▶ What you should do
Which lines in the material below contain the word "выемки"? Copy each of them.

▶ Information shown

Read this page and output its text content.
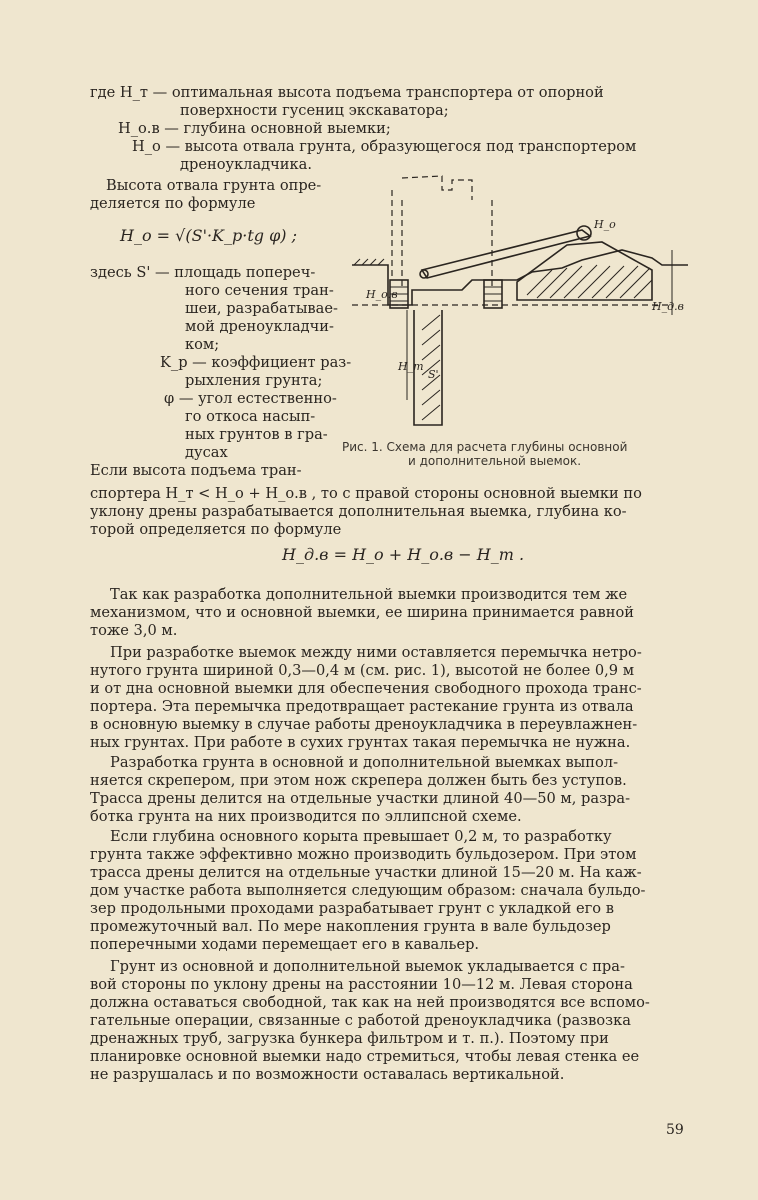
где H_т — оптимальная высота подъема транспортера от опорной
поверхности гусениц экскаватора;
H_о.в — глубина основной выемки;
H_о — высота отвала грунта, образующегося под транспортером
дреноукладчика.
Высота отвала грунта опре-
деляется по формуле
H_о = √(S'·K_р·tg φ) ;
здесь S' — площадь попереч-
ного сечения тран-
шеи, разрабатывае-
мой дреноукладчи-
ком;
K_р — коэффициент раз-
рыхления грунта;
φ — угол естественно-
го откоса насып-
ных грунтов в гра-
дусах
H_о.в
H_т
S'
H_о
H_д.в
Рис. 1. Схема для расчета глубины основной
и дополнительной выемок.
Если высота подъема тран-
спортера H_т < H_о + H_о.в , то с правой стороны основной выемки по
уклону дрены разрабатывается дополнительная выемка, глубина ко-
торой определяется по формуле
H_д.в = H_о + H_о.в − H_т .
Так как разработка дополнительной выемки производится тем же
механизмом, что и основной выемки, ее ширина принимается равной
тоже 3,0 м.
При разработке выемок между ними оставляется перемычка нетро-
нутого грунта шириной 0,3—0,4 м (см. рис. 1), высотой не более 0,9 м
и от дна основной выемки для обеспечения свободного прохода транс-
портера. Эта перемычка предотвращает растекание грунта из отвала
в основную выемку в случае работы дреноукладчика в переувлажнен-
ных грунтах. При работе в сухих грунтах такая перемычка не нужна.
Разработка грунта в основной и дополнительной выемках выпол-
няется скрепером, при этом нож скрепера должен быть без уступов.
Трасса дрены делится на отдельные участки длиной 40—50 м, разра-
ботка грунта на них производится по эллипсной схеме.
Если глубина основного корыта превышает 0,2 м, то разработку
грунта также эффективно можно производить бульдозером. При этом
трасса дрены делится на отдельные участки длиной 15—20 м. На каж-
дом участке работа выполняется следующим образом: сначала бульдо-
зер продольными проходами разрабатывает грунт с укладкой его в
промежуточный вал. По мере накопления грунта в вале бульдозер
поперечными ходами перемещает его в кавальер.
Грунт из основной и дополнительной выемок укладывается с пра-
вой стороны по уклону дрены на расстоянии 10—12 м. Левая сторона
должна оставаться свободной, так как на ней производятся все вспомо-
гательные операции, связанные с работой дреноукладчика (развозка
дренажных труб, загрузка бункера фильтром и т. п.). Поэтому при
планировке основной выемки надо стремиться, чтобы левая стенка ее
не разрушалась и по возможности оставалась вертикальной.
59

▶ Exercise response
H_о.в — глубина основной выемки;
спортера H_т < H_о + H_о.в , то с правой стороны основной выемки по
Так как разработка дополнительной выемки производится тем же
механизмом, что и основной выемки, ее ширина принимается равной
и от дна основной выемки для обеспечения свободного прохода транс-
планировке основной выемки надо стремиться, чтобы левая стенка ее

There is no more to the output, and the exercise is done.